--- Start Records provided ---
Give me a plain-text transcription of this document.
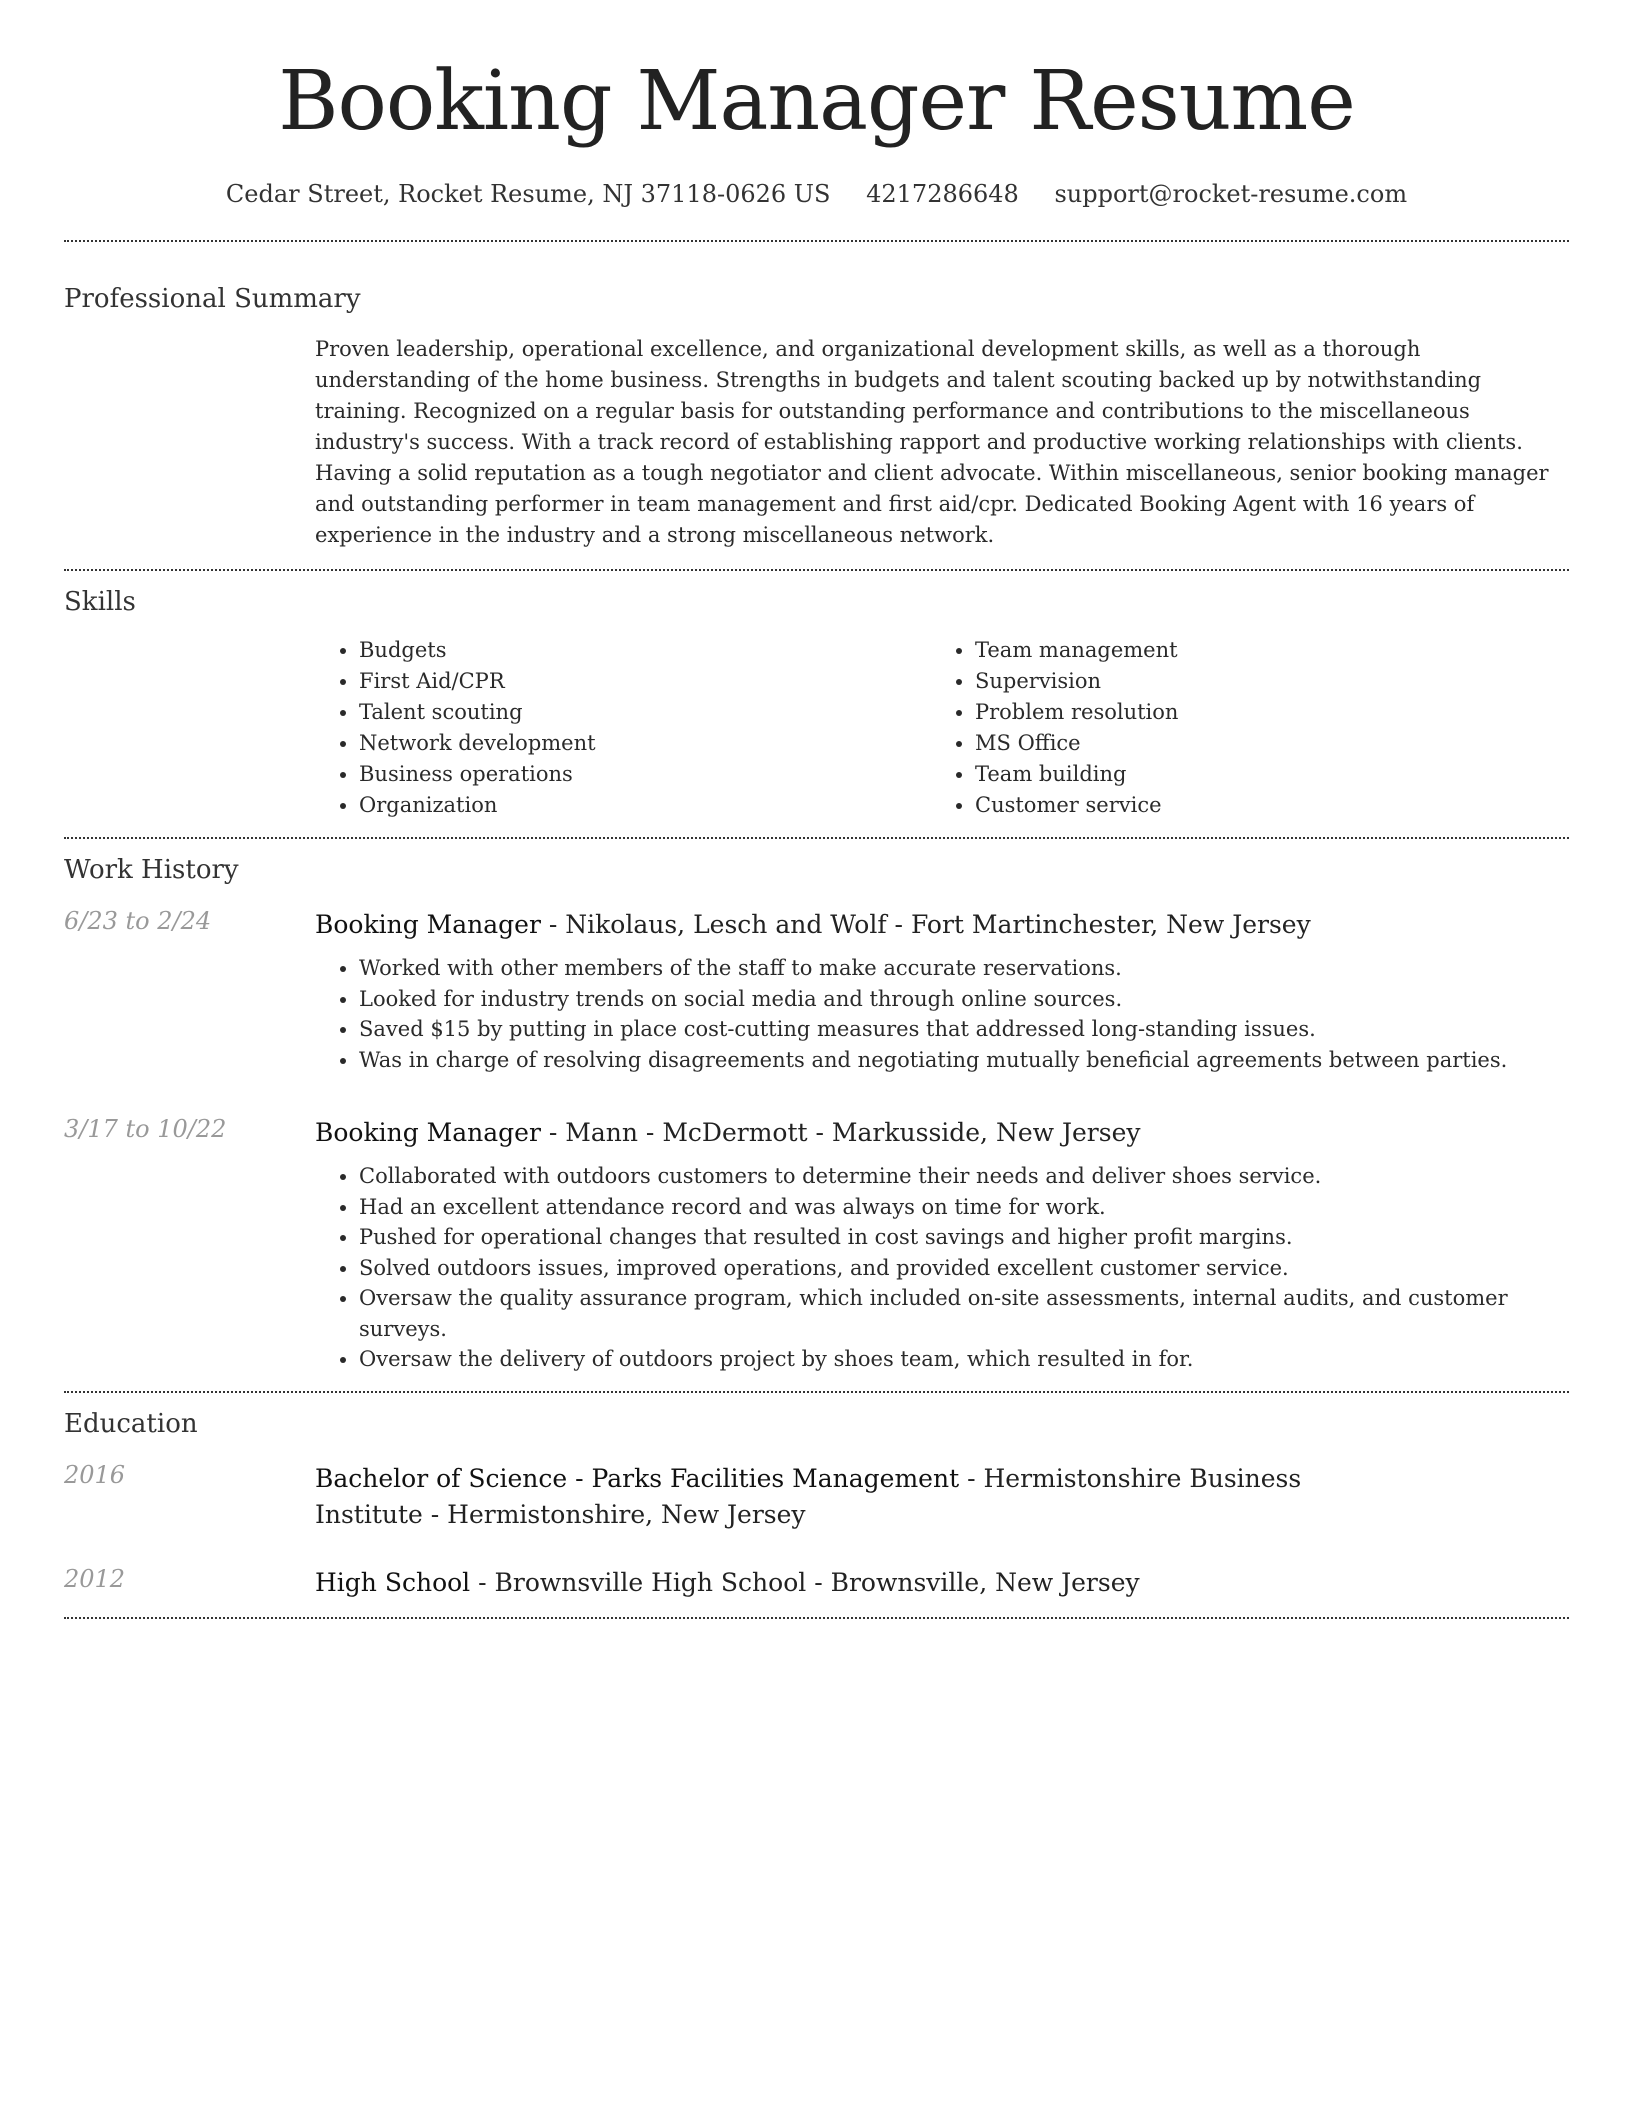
Booking Manager Resume
Cedar Street, Rocket Resume, NJ 37118-0626 US 4217286648 support@rocket-resume.com
Professional Summary
Proven leadership, operational excellence, and organizational development skills, as well as a thorough understanding of the home business. Strengths in budgets and talent scouting backed up by notwithstanding training. Recognized on a regular basis for outstanding performance and contributions to the miscellaneous industry's success. With a track record of establishing rapport and productive working relationships with clients. Having a solid reputation as a tough negotiator and client advocate. Within miscellaneous, senior booking manager and outstanding performer in team management and first aid/cpr. Dedicated Booking Agent with 16 years of experience in the industry and a strong miscellaneous network.
Skills
• Budgets
• First Aid/CPR
• Talent scouting
• Network development
• Business operations
• Organization
• Team management
• Supervision
• Problem resolution
• MS Office
• Team building
• Customer service
Work History
6/23 to 2/24	Booking Manager - Nikolaus, Lesch and Wolf - Fort Martinchester, New Jersey
• Worked with other members of the staff to make accurate reservations.
• Looked for industry trends on social media and through online sources.
• Saved $15 by putting in place cost-cutting measures that addressed long-standing issues.
• Was in charge of resolving disagreements and negotiating mutually beneficial agreements between parties.
3/17 to 10/22	Booking Manager - Mann - McDermott - Markusside, New Jersey
• Collaborated with outdoors customers to determine their needs and deliver shoes service.
• Had an excellent attendance record and was always on time for work.
• Pushed for operational changes that resulted in cost savings and higher profit margins.
• Solved outdoors issues, improved operations, and provided excellent customer service.
• Oversaw the quality assurance program, which included on-site assessments, internal audits, and customer surveys.
• Oversaw the delivery of outdoors project by shoes team, which resulted in for.
Education
2016	Bachelor of Science - Parks Facilities Management - Hermistonshire Business Institute - Hermistonshire, New Jersey
2012	High School - Brownsville High School - Brownsville, New Jersey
--- End Records provided ---
What to produce » Check every line in the material above for the string "service", then give only the number of lines that have it.

Output for this exercise » 3